## Start

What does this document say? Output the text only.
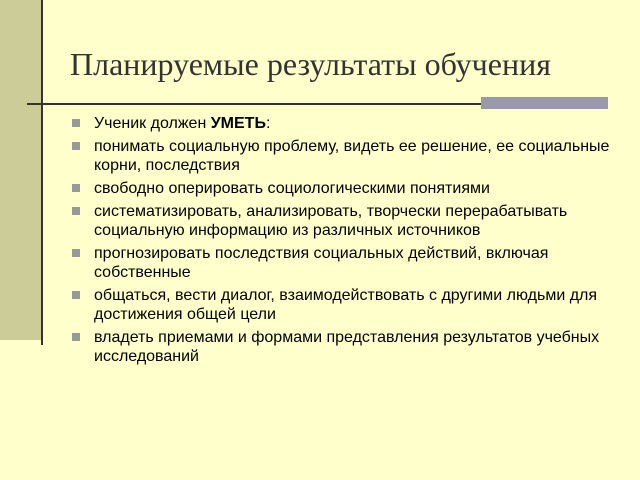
Планируемые результаты обучения
Ученик должен УМЕТЬ:
понимать социальную проблему, видеть ее решение, ее социальные корни, последствия
свободно оперировать социологическими понятиями
систематизировать, анализировать, творчески перерабатывать социальную информацию из различных источников
прогнозировать последствия социальных действий, включая собственные
общаться, вести диалог, взаимодействовать с другими людьми для достижения общей цели
владеть приемами и формами представления результатов учебных исследований
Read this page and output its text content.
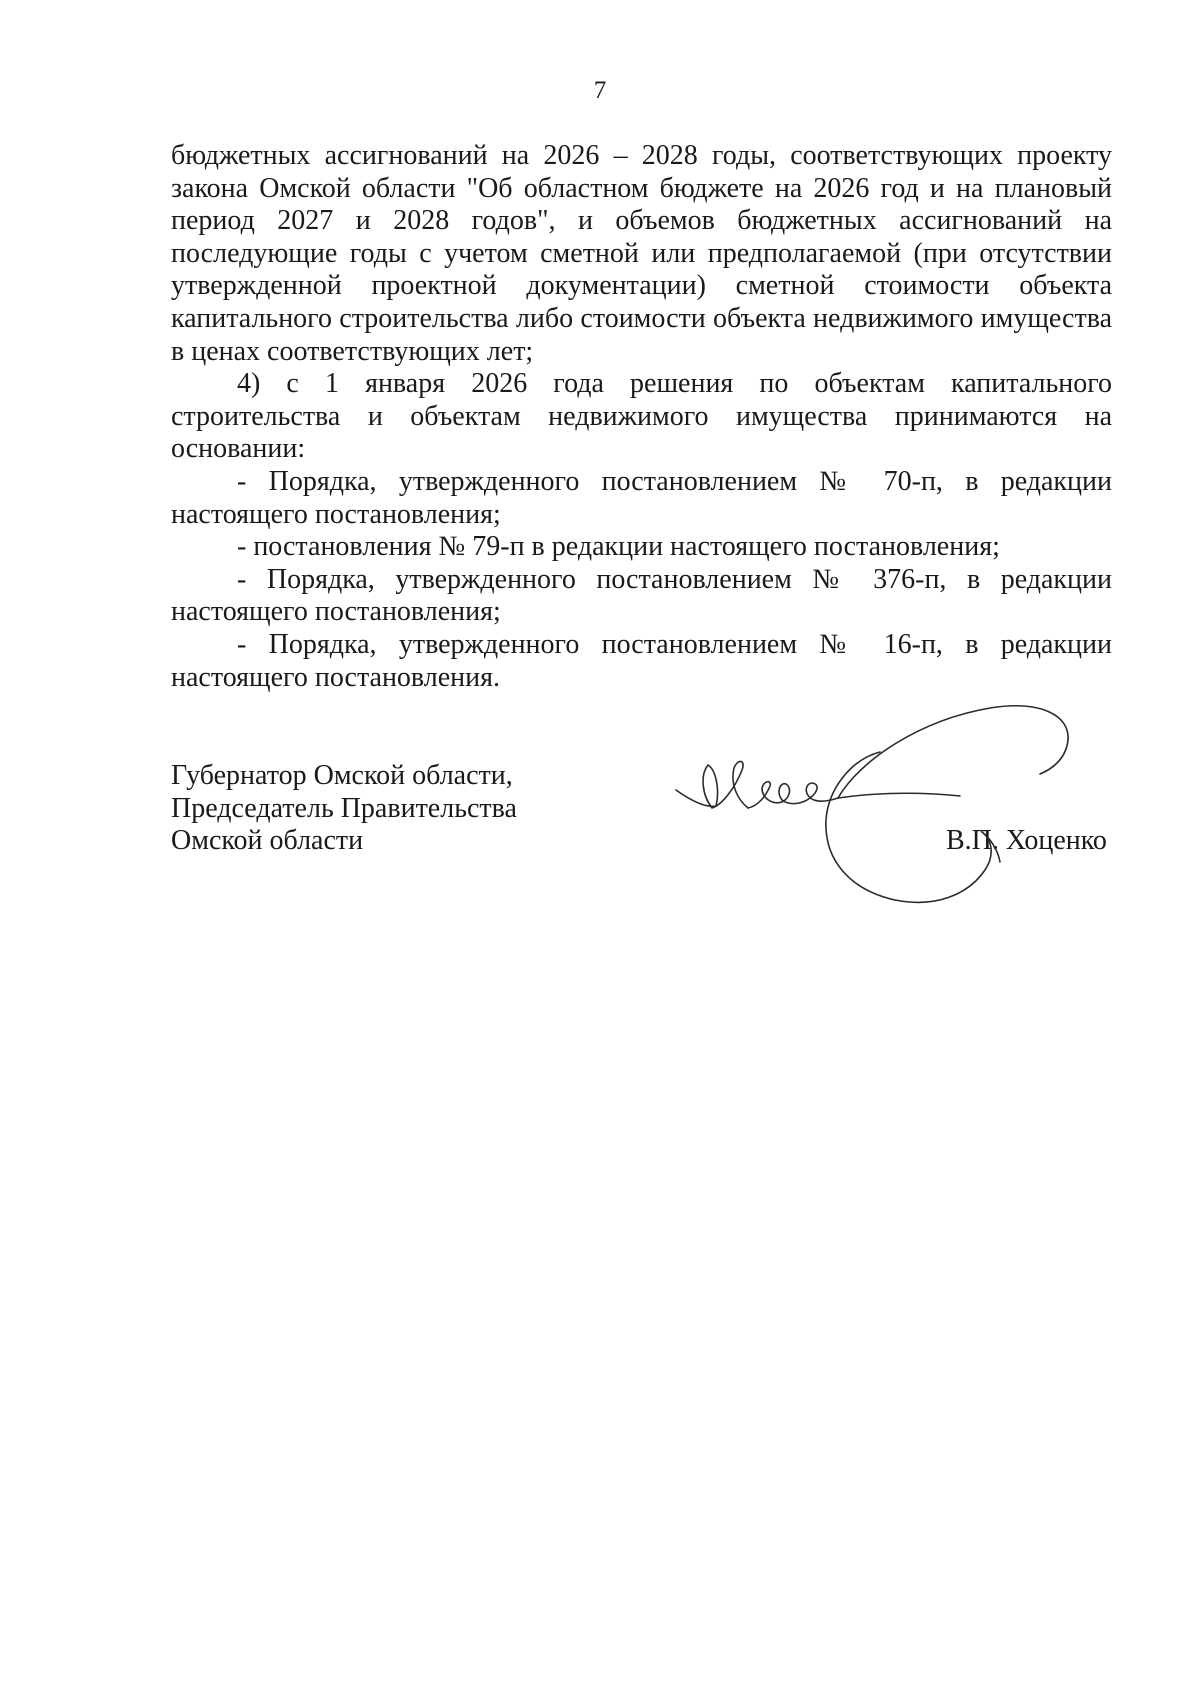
7

бюджетных ассигнований на 2026 – 2028 годы, соответствующих проекту закона Омской области "Об областном бюджете на 2026 год и на плановый период 2027 и 2028 годов", и объемов бюджетных ассигнований на последующие годы с учетом сметной или предполагаемой (при отсутствии утвержденной проектной документации) сметной стоимости объекта капитального строительства либо стоимости объекта недвижимого имущества в ценах соответствующих лет;

4) с 1 января 2026 года решения по объектам капитального строительства и объектам недвижимого имущества принимаются на основании:

- Порядка, утвержденного постановлением № 70-п, в редакции настоящего постановления;

- постановления № 79-п в редакции настоящего постановления;

- Порядка, утвержденного постановлением № 376-п, в редакции настоящего постановления;

- Порядка, утвержденного постановлением № 16-п, в редакции настоящего постановления.

Губернатор Омской области,
Председатель Правительства
Омской области	В.П. Хоценко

## End

▶ What you need to do: Among the entries, how many lines contain the string "области"? Give the number without anything else.

▶ Full answer: 3